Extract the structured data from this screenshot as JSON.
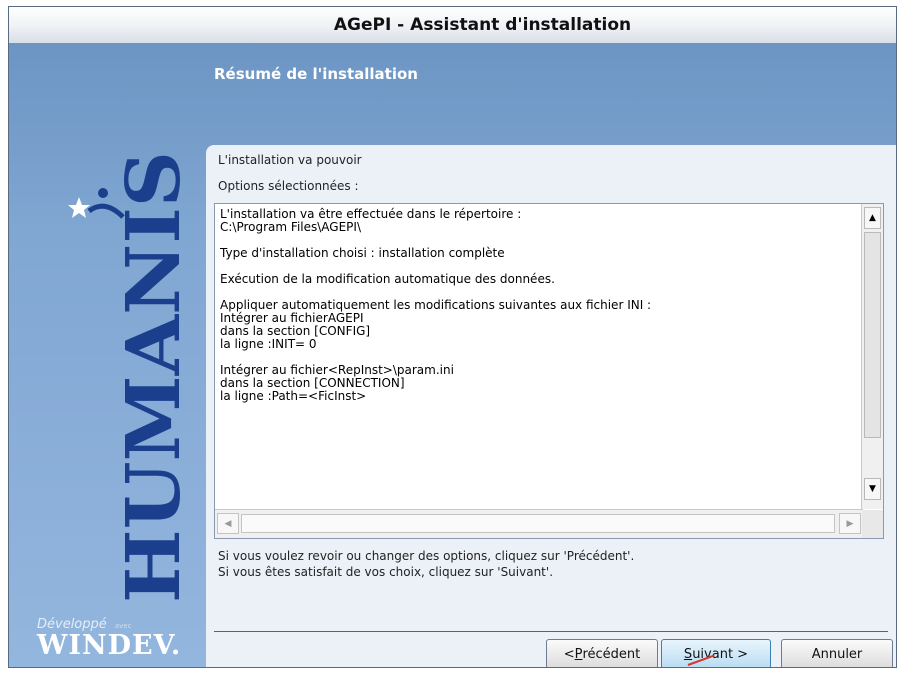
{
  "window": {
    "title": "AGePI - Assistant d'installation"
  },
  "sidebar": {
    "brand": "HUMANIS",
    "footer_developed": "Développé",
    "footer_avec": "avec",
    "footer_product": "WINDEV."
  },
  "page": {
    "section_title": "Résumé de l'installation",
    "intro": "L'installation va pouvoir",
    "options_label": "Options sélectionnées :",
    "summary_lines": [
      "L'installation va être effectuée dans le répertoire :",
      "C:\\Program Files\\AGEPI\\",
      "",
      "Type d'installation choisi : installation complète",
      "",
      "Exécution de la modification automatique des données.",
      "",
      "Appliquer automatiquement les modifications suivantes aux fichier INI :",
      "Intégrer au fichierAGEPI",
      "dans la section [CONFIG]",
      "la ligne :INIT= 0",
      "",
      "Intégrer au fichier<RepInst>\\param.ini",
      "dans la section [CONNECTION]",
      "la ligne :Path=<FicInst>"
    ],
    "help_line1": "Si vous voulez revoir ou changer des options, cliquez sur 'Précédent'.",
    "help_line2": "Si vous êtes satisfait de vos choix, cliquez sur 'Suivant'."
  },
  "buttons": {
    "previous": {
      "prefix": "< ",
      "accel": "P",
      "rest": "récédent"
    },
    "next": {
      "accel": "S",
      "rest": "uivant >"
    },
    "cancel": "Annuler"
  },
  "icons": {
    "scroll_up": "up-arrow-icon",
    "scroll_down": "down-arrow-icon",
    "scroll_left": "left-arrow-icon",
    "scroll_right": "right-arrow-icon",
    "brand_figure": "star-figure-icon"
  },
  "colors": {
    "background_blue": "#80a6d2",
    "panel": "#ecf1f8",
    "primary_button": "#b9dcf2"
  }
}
---
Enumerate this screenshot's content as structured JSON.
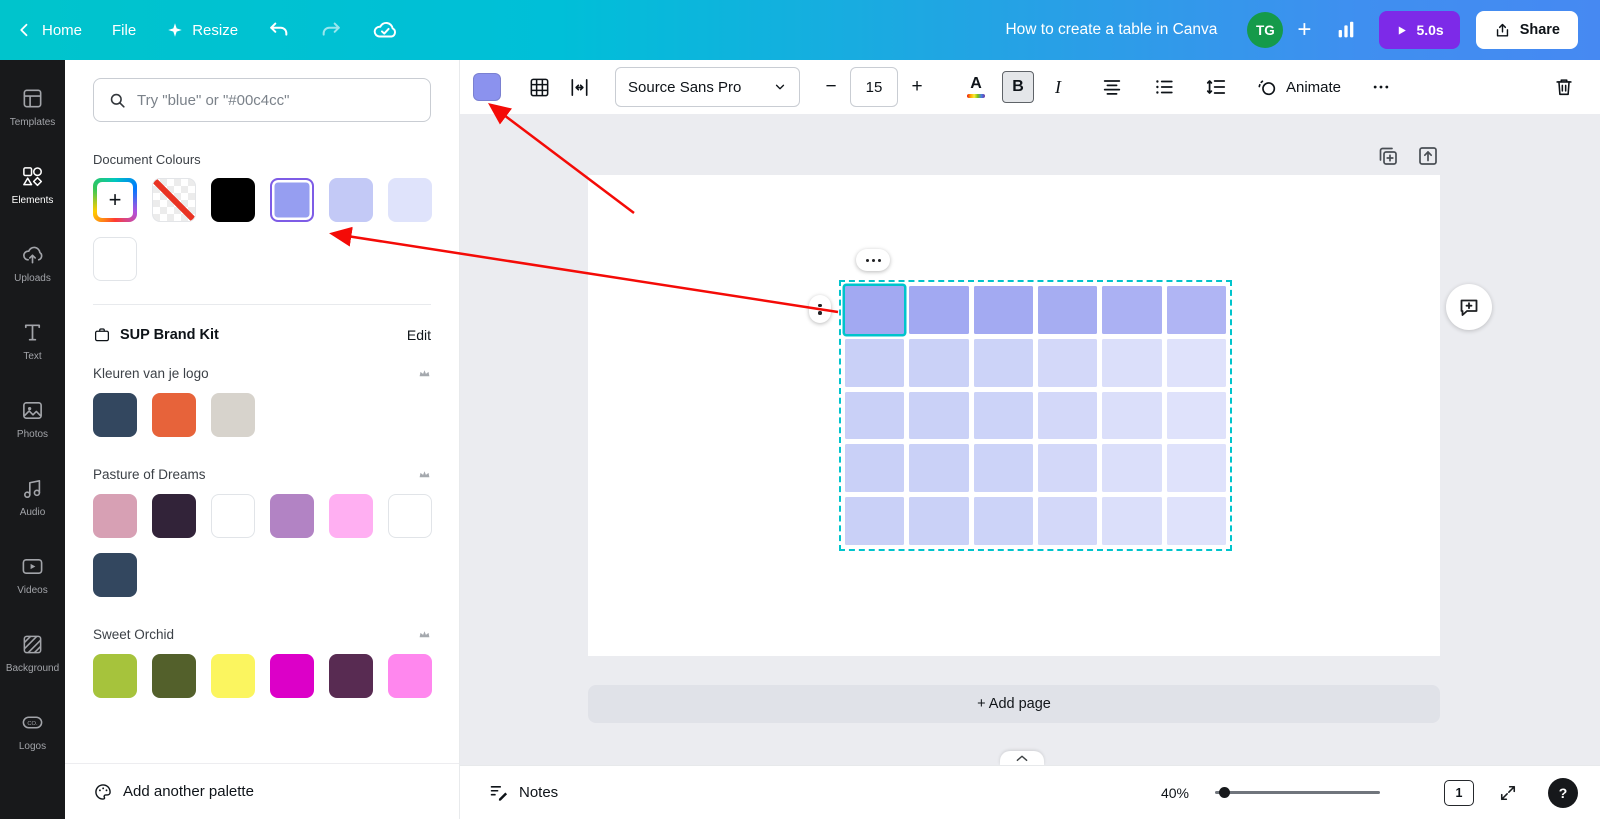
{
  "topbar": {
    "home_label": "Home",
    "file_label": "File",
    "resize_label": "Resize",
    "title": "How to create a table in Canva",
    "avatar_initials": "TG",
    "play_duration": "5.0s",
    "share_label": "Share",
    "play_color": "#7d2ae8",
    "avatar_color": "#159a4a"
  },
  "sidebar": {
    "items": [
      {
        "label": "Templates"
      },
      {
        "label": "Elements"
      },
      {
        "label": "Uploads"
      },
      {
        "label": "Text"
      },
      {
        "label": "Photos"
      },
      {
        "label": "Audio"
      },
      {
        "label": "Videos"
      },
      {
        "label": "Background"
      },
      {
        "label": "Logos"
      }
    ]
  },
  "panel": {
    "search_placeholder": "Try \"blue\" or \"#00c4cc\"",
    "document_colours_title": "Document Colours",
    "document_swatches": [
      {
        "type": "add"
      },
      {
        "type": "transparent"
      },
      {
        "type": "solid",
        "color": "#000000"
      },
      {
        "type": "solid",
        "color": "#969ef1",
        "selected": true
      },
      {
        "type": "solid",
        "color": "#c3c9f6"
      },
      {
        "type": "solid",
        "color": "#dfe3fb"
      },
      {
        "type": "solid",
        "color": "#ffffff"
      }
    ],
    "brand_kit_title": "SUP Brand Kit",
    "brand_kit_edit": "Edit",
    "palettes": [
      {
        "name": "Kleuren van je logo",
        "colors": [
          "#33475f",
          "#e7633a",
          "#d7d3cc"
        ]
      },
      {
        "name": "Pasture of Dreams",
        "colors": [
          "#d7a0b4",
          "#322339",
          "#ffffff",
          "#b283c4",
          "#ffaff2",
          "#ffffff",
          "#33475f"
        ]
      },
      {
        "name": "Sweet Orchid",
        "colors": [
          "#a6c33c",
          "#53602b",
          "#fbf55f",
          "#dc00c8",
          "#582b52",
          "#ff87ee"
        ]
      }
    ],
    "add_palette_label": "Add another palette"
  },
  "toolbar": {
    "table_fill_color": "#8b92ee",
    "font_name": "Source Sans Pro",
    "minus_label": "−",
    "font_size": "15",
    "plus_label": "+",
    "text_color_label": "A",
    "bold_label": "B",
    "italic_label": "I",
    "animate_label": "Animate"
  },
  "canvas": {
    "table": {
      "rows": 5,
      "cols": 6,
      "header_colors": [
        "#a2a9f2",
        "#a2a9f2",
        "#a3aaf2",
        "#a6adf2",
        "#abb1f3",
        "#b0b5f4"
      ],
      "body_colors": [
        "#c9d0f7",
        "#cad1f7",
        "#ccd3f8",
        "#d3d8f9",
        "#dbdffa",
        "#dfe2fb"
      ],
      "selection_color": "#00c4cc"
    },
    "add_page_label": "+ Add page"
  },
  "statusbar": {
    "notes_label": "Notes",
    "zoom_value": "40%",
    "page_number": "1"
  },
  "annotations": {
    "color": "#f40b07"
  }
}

▶ _WHAT THE TASK REQUIRES_
Say how many lines of the data include the word "vous". Respond with the number alone.

▶ _EXPECTED OUTPUT_
2